DNA replication stress, genome instability and aging

Abstract

Genome instability is a fundamentally important component of aging in all eukaryotes. How age-related genome instability occurs remains unclear. The free radical theory of aging posits oxidative damage to DNA and other cellular constituents as a primary determinant of aging. More recent versions of this theory predict that mitochondria are a major source of reactive oxygen species (ROS) that cause oxidative damage. Although substantial support for the free radical theory exists, the results of some tests of this theory have been contradictory or inconclusive. Enhanced growth signaling also has been implicated in aging. Many efforts to understand the effects of growth signaling on aging have focused on inhibition of oxidative stress responses that impact oxidative damage. However, recent experiments in the model organism Saccharomyces cerevisiae (budding yeast) and in higher eukaryotes suggest that growth signaling also impacts aging and/or age-related diseases--including cancer and neurodegeneration--by inducing DNA replication stress, which causes DNA damage. Replication stress, which has not been broadly considered as a factor in aging, may be enhanced by ROS that signal growth. In this article, we review evidence that points to DNA replication stress and replication stress-induced genome instability as important factors in aging.

Figure 1.

Factors that contribute to replication fork stalling (replication stress). Some of these factors overlap. For example, reduced levels of dNTPs could be a consequence of reduced availability of nutrient precursors or downregulation of proteins required for their synthesis.

Figure 2.

# EXERCISE OBJECTIVE
Continue the text on DNA replication stress, genome instability and aging, starting after its final line. None of the work depends on the listing.

# SUPPLIED ENTRIES

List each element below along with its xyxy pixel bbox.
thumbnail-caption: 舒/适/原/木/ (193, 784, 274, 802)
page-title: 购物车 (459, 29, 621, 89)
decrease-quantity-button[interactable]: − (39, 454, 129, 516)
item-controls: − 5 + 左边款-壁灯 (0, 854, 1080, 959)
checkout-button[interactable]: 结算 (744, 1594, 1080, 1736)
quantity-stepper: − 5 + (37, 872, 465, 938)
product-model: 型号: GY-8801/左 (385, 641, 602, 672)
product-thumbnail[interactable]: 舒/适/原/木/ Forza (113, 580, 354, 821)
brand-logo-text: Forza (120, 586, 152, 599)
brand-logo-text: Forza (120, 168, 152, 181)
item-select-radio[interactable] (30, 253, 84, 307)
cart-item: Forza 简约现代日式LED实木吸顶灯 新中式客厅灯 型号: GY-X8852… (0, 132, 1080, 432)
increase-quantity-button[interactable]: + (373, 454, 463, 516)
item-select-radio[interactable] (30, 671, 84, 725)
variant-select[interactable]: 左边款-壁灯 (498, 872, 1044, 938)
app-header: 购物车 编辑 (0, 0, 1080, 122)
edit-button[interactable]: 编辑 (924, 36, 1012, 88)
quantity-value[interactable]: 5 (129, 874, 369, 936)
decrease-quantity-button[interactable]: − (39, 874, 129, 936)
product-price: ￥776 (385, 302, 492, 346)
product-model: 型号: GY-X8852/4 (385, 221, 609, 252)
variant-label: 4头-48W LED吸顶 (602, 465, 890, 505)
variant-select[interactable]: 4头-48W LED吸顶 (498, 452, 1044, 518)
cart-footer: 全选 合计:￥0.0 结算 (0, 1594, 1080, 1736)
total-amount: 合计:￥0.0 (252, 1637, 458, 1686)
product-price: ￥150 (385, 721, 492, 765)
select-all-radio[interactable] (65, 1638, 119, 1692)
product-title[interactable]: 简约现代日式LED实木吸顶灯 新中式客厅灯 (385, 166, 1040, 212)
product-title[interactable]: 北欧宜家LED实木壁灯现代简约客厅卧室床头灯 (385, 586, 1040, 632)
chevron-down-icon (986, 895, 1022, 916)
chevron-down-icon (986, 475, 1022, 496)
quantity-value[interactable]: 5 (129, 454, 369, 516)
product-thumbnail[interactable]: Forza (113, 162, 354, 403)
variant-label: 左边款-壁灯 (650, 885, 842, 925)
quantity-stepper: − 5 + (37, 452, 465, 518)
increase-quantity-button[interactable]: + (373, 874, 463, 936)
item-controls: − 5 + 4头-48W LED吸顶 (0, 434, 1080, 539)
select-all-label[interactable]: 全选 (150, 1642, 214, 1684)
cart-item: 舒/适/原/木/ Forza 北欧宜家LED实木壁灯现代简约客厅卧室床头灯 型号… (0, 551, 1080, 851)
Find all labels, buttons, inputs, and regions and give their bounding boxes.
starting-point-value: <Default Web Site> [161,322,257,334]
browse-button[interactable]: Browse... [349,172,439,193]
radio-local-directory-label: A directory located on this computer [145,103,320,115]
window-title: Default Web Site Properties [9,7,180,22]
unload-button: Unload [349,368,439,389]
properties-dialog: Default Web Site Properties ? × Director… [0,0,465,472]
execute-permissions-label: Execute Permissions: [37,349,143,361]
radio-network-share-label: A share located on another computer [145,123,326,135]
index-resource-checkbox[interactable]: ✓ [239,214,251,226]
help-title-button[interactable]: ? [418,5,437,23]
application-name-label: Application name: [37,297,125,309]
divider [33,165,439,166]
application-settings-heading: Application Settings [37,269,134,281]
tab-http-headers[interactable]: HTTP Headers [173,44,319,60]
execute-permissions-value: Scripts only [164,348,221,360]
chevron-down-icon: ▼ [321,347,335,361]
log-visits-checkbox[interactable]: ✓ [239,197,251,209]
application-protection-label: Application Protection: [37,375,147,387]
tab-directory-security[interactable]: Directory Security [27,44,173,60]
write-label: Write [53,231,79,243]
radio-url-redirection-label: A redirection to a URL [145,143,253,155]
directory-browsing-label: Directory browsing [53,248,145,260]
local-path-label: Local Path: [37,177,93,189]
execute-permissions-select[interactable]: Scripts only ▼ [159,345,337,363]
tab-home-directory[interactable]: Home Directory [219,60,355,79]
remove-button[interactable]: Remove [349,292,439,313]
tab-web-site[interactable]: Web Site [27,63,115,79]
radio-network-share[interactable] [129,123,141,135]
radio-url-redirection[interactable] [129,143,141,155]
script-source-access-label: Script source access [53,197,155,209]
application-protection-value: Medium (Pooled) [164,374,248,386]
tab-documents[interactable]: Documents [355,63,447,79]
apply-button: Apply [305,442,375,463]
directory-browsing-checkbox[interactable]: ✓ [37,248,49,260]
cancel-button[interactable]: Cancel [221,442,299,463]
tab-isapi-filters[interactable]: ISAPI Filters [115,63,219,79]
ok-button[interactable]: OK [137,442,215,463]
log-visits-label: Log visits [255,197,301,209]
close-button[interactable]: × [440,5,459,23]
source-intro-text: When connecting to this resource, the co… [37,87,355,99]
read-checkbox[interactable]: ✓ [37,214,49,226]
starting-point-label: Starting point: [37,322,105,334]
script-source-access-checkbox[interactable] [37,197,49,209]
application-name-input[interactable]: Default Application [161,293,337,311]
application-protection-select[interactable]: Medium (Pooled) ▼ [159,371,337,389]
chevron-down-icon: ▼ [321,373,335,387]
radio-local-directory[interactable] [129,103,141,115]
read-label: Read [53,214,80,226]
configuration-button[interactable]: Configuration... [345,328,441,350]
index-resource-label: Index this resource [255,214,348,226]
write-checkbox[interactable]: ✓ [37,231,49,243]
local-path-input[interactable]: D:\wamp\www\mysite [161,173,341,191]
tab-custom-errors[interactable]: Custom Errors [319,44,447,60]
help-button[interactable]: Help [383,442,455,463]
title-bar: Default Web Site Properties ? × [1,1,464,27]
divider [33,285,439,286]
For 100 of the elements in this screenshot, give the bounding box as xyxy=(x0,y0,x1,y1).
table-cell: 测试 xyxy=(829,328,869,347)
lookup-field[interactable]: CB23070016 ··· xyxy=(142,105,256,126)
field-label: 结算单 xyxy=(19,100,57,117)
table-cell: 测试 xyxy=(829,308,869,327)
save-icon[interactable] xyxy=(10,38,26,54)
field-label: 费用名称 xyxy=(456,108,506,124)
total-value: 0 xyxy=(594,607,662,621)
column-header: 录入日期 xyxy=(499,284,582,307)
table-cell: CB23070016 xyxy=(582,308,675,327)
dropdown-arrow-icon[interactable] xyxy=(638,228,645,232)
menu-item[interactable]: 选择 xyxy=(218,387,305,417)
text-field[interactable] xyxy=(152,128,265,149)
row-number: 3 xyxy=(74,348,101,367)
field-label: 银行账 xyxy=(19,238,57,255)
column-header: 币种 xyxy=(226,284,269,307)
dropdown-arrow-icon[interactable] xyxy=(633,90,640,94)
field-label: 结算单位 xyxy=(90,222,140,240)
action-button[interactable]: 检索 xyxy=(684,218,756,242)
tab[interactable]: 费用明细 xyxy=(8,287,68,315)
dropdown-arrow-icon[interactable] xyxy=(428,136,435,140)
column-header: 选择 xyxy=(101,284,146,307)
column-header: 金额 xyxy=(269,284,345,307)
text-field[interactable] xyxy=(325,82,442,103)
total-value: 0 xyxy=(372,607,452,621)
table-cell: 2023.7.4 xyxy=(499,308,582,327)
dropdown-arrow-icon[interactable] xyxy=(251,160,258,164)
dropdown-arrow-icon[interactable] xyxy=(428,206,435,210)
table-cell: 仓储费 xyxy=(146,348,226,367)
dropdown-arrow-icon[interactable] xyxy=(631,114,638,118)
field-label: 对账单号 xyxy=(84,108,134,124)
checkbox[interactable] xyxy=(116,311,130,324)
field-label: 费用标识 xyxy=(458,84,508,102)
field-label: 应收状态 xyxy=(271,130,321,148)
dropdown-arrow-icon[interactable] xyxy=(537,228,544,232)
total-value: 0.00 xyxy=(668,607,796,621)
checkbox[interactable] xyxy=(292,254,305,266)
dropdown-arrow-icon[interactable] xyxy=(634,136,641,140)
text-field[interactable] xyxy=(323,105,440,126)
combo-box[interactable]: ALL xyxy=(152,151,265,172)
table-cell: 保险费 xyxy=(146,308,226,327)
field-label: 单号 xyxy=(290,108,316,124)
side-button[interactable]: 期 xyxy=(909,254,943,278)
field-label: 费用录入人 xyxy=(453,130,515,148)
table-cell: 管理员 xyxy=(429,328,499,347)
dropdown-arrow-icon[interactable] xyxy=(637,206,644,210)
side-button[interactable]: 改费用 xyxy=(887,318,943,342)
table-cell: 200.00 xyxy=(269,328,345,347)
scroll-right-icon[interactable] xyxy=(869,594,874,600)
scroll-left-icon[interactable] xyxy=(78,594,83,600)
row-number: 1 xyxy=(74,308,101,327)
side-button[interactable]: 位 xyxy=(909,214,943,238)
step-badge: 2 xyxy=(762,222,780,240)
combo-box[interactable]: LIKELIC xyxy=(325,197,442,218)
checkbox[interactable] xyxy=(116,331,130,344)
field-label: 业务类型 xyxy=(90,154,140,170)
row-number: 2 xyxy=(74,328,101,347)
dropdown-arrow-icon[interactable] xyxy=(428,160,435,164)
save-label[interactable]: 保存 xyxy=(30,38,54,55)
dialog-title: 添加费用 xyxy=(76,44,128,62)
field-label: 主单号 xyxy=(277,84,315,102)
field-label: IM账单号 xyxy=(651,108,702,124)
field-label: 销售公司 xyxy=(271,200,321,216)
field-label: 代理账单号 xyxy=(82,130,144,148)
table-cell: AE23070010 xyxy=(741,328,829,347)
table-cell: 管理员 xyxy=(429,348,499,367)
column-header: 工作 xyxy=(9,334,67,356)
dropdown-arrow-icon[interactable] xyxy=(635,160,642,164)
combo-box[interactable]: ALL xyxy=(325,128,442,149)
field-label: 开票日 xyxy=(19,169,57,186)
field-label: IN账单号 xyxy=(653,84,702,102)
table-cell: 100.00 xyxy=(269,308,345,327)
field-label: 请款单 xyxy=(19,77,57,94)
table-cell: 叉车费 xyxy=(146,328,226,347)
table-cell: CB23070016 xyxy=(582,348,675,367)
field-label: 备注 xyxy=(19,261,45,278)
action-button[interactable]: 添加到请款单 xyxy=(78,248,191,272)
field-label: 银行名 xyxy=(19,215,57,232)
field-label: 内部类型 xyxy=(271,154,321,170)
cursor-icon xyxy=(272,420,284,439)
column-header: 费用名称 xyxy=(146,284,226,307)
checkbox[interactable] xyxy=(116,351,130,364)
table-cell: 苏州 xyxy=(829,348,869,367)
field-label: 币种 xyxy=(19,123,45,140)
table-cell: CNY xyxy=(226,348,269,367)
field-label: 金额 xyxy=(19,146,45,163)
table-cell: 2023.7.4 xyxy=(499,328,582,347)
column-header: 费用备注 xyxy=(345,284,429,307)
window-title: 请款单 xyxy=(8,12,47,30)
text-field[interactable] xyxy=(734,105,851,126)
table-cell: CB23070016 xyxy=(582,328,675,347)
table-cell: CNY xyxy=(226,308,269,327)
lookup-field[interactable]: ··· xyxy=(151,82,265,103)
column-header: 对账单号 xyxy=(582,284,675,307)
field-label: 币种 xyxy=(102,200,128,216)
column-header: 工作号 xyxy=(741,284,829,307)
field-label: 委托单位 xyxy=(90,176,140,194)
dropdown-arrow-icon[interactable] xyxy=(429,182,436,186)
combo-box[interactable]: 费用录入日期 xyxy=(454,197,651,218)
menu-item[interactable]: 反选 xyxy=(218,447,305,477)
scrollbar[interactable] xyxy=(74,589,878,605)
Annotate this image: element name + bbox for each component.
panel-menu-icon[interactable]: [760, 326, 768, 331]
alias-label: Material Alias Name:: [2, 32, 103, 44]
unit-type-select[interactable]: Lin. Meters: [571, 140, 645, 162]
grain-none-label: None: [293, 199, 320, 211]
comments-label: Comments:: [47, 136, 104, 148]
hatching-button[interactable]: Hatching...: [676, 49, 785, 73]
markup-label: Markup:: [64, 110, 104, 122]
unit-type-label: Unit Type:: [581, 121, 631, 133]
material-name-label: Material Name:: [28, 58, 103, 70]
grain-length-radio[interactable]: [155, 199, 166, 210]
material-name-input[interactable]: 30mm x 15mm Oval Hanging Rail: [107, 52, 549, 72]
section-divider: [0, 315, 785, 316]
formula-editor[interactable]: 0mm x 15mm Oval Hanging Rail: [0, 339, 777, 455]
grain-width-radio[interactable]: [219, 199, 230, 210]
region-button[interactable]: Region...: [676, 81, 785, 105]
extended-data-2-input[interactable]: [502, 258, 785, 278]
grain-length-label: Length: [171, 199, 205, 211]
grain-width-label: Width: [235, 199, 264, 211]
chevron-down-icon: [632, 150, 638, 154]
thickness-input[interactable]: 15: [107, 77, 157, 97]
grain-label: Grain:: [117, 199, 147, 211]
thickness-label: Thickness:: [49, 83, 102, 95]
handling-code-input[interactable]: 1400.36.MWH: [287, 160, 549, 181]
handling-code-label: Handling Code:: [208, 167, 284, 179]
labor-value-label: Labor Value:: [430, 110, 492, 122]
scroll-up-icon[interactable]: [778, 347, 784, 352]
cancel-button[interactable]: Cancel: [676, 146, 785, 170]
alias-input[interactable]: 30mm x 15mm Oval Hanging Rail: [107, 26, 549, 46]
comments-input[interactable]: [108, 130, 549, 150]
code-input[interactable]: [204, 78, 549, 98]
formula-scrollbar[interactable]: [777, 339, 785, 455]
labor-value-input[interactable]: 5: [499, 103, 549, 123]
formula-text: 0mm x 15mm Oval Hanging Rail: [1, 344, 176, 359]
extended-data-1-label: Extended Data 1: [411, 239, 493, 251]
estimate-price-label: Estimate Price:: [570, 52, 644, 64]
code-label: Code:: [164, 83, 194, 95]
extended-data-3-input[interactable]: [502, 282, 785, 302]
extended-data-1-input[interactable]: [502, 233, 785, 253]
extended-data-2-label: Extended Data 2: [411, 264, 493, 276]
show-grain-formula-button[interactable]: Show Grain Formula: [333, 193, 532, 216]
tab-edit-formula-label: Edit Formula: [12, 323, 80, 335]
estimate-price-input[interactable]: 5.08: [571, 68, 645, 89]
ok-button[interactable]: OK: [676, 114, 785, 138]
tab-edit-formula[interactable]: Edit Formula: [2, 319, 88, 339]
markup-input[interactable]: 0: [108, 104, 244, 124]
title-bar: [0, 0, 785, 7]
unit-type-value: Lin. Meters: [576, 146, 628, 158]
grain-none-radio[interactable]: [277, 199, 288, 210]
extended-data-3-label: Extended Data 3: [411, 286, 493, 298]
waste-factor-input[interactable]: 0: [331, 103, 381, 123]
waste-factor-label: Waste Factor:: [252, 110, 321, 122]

# TASK ANSWER
The unique structure of replicating DNA contributes to genome instability at replication forks, which is enhanced by replication fork stalling. (A) When non-replicating DNA molecules suffer single-strand lesions, the integrity of these molecules is maintained by hydrogen bond base pairing on either side of the lesions until they are repaired. (B) Replicating DNA molecules contain single-strand DNA at replication forks after unwinding of double-strand template DNA has occurred in preparation for template-directed DNA synthesis. This single-strand DNA is highly recombinogenic. (C) Single-strand DNA at replication forks is susceptible to single-strand lesions that effectively produce double-strand breaks. Double-strand breaks also occur at stalled replication forks in association with attempts to repair the stalled forks and/or due to replication fork collapse in the absence of checkpoint functions.

Figure 3.

Replication stress model of aging. Growth signaling inhibits mitochondrial biogenesis and respiration and increases ROS, leading to replication stress, genome instability, cellular senescence and aging. Replication stress is likely enhanced by ROS-dependent growth signaling and by growth signaling that occurs independently of ROS. Caloric restriction and mutational inactivation of growth-signaling pathways stimulate mitochondrial biogenesis, increase respiration and reduce ROS. Reduced ROS-dependent and -independent growth signaling reduces replication stress and genome instability and promotes life span. In mammals, exercise also extends life span extension and promotes mitochondrial biogenesis and increased respiration (77,89). The effects of replication stress on aging likely occur in parallel with oxidative damage to DNA and other cellular constituents.